• _DATASET EXTRACT_:
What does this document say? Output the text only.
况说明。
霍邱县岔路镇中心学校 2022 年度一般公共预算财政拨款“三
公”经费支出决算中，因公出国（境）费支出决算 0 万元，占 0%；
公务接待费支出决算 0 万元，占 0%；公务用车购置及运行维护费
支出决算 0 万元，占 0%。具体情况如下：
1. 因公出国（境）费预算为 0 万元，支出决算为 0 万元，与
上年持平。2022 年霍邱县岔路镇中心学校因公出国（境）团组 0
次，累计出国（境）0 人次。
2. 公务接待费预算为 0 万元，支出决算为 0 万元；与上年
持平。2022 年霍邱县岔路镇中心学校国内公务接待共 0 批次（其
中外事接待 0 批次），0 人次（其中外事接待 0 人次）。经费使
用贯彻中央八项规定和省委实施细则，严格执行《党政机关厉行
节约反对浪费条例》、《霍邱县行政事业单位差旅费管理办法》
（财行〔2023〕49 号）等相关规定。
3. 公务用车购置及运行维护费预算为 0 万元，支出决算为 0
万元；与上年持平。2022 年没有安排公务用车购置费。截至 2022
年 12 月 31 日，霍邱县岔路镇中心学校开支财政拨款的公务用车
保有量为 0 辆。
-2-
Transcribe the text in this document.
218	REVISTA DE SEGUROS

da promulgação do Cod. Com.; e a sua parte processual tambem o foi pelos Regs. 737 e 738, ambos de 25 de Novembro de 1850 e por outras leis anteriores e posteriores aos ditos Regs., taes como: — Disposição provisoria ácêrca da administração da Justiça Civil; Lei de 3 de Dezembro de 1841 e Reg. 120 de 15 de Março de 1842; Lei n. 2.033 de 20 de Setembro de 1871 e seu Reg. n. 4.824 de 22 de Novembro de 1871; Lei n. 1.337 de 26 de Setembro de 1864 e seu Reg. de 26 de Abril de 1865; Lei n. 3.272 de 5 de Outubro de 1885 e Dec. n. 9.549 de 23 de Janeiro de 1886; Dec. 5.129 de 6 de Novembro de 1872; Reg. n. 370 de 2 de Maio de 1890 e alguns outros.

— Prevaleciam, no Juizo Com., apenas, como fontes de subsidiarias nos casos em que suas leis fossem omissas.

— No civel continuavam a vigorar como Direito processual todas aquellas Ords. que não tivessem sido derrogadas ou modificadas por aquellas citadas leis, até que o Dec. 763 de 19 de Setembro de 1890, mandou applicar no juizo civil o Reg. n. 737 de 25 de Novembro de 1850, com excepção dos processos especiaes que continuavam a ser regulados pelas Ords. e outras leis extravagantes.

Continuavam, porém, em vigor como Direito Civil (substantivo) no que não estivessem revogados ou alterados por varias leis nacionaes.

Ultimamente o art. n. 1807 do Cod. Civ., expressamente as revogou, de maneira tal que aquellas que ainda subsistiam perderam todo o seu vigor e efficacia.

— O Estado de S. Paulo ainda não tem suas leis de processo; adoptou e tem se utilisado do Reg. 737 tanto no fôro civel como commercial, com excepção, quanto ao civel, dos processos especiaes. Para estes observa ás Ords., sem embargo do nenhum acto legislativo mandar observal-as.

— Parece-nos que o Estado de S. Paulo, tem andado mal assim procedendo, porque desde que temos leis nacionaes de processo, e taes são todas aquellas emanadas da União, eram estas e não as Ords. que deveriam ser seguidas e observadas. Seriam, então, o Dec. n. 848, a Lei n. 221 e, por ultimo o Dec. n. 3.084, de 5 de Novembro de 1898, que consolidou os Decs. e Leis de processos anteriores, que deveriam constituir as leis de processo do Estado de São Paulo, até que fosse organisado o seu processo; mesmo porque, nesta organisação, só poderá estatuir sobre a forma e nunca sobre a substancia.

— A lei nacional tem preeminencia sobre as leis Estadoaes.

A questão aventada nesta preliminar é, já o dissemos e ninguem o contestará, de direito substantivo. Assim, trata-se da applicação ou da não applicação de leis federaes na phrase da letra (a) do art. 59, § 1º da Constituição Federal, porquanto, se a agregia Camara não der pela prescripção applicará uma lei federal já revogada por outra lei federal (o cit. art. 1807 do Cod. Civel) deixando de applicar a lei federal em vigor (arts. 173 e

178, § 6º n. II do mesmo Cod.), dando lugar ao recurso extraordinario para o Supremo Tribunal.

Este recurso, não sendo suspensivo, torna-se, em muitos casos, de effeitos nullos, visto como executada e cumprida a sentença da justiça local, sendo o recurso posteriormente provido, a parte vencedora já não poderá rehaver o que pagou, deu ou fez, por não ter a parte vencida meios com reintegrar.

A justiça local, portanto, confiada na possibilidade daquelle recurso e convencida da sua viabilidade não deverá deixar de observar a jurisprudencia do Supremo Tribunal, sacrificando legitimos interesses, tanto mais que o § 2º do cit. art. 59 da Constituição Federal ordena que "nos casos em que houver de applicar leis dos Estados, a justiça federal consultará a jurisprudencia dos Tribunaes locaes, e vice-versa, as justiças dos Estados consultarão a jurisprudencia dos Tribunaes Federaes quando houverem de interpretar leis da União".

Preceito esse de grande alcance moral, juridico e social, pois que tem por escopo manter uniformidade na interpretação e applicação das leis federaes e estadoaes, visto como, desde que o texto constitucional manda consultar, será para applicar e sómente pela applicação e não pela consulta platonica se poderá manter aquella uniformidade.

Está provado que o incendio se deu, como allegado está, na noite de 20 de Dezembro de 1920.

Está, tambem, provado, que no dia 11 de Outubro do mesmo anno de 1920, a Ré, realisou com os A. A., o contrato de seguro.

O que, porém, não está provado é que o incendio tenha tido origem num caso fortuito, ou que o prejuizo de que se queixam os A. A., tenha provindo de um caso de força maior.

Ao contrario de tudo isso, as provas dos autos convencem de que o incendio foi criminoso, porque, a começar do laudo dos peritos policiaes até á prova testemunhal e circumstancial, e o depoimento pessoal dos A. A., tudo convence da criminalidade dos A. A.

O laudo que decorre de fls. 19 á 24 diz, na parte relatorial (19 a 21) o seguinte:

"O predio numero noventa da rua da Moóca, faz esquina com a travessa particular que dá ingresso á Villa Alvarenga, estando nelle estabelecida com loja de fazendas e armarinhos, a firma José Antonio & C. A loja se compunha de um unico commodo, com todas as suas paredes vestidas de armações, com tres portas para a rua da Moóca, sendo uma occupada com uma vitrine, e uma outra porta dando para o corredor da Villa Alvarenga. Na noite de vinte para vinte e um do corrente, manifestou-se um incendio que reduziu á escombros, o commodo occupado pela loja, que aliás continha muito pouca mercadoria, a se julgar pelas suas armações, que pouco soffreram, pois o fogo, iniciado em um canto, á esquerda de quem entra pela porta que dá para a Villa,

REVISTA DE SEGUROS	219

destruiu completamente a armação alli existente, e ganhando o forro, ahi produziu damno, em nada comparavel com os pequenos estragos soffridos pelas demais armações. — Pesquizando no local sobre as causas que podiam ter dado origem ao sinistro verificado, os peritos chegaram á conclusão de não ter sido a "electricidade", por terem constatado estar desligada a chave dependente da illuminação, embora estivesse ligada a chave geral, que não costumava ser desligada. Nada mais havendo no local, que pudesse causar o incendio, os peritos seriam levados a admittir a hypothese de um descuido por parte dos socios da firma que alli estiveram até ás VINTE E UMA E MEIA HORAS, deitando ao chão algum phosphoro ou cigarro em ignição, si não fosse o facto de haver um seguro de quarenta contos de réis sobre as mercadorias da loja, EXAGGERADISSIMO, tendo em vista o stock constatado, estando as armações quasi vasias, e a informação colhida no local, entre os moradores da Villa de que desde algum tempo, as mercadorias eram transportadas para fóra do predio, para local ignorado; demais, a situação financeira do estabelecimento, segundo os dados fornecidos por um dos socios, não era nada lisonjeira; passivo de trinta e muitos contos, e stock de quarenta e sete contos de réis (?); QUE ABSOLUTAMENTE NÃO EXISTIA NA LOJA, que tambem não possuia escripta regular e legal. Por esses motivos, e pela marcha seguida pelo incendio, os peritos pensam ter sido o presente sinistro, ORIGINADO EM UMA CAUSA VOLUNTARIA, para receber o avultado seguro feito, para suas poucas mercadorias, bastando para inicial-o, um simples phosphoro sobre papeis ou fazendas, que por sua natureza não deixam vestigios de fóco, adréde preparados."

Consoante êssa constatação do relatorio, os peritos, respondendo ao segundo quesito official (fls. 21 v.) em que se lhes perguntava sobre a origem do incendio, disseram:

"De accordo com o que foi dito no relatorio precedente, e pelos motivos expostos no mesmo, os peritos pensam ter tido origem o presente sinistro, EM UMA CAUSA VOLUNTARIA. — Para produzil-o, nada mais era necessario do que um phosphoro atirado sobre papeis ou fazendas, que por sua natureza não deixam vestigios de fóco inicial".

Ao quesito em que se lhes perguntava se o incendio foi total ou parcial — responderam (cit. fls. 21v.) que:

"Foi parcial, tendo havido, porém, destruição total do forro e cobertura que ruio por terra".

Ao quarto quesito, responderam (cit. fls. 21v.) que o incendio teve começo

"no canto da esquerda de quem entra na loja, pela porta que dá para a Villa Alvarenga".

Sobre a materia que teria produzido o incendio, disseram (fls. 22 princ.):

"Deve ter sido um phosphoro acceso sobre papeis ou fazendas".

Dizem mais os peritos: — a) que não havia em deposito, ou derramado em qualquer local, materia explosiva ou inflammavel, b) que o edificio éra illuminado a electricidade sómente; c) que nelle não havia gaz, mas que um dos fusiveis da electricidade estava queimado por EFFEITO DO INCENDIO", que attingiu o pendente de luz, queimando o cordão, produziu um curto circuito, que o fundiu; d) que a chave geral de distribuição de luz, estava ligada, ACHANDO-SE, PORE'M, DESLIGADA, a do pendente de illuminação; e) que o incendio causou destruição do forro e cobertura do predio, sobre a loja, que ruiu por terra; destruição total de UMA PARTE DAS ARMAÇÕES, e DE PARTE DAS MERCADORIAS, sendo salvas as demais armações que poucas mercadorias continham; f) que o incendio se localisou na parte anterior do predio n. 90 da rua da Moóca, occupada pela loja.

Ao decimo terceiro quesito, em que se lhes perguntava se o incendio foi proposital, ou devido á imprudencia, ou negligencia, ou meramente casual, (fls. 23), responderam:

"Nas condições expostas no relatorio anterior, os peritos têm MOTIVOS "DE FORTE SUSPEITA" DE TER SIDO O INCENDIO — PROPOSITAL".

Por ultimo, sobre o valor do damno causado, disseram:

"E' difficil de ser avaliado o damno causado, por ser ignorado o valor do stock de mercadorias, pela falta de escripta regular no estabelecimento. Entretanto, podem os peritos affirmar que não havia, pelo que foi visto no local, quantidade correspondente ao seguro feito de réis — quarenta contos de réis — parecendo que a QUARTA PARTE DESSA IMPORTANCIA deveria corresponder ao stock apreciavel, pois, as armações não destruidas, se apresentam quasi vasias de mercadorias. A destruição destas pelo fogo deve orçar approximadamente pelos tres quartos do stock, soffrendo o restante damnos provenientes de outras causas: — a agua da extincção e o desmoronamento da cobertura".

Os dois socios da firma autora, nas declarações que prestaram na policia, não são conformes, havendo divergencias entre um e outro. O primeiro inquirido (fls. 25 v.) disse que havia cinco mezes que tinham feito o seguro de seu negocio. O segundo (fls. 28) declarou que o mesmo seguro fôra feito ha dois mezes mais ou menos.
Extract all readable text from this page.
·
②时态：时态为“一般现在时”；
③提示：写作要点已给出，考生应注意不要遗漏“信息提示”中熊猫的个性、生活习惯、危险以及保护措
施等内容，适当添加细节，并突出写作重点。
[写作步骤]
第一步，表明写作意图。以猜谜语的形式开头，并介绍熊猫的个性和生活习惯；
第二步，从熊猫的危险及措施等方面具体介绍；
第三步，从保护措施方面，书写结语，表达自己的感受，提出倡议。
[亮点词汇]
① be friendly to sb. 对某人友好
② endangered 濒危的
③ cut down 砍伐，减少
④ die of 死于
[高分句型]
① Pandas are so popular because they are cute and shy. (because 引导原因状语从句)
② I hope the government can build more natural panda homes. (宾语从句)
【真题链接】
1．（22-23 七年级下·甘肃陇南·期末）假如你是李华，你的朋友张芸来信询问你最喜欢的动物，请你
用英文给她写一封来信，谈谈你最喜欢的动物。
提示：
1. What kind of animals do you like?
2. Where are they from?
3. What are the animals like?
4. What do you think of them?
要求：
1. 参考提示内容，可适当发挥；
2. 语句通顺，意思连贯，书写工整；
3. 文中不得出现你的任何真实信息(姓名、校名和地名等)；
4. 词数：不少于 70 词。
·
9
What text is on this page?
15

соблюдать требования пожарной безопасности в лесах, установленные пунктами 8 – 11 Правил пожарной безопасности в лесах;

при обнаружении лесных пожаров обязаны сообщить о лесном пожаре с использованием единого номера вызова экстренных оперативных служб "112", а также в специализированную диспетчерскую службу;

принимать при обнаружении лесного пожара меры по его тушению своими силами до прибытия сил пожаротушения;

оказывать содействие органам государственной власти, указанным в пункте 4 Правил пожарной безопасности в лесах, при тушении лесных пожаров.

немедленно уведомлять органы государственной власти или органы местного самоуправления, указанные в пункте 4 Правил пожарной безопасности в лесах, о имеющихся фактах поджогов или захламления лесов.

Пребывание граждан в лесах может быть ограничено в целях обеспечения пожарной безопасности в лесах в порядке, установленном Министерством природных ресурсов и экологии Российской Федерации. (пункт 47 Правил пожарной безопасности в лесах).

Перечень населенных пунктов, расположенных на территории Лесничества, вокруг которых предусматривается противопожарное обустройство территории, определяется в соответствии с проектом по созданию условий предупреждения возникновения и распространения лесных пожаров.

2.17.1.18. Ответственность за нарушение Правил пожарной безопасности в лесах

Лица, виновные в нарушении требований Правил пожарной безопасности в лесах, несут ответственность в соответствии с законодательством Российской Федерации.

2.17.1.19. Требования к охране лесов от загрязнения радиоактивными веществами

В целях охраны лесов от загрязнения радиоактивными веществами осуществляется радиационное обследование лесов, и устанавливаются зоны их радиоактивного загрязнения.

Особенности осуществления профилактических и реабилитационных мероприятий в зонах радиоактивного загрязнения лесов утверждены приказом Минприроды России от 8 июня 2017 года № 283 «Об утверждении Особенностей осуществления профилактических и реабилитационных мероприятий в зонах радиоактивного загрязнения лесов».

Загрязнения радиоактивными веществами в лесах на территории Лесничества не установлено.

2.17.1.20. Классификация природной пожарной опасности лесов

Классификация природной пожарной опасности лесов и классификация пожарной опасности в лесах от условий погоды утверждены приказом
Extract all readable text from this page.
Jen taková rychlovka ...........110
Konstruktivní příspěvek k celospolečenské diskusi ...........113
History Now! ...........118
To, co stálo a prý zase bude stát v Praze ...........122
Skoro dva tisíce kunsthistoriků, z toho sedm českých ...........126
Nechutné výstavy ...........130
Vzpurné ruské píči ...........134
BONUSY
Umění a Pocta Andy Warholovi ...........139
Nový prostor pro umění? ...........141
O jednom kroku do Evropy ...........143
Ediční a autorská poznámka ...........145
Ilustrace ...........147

• _YOUR GOAL_: Identify all lines in the records above with the word "federal".

• _PROBLEM SOLUTION_:
A questão aventada nesta preliminar é, já o dissemos e ninguem o contestará, de direito substantivo. Assim, trata-se da applicação ou da não applicação de leis federaes na phrase da letra (a) do art. 59, § 1º da Constituição Federal, porquanto, se a agregia Camara não der pela prescripção applicará uma lei federal já revogada por outra lei federal (o cit. art. 1807 do Cod. Civel) deixando de applicar a lei federal em vigor (arts. 173 e
A justiça local, portanto, confiada na possibilidade daquelle recurso e convencida da sua viabilidade não deverá deixar de observar a jurisprudencia do Supremo Tribunal, sacrificando legitimos interesses, tanto mais que o § 2º do cit. art. 59 da Constituição Federal ordena que "nos casos em que houver de applicar leis dos Estados, a justiça federal consultará a jurisprudencia dos Tribunaes locaes, e vice-versa, as justiças dos Estados consultarão a jurisprudencia dos Tribunaes Federaes quando houverem de interpretar leis da União".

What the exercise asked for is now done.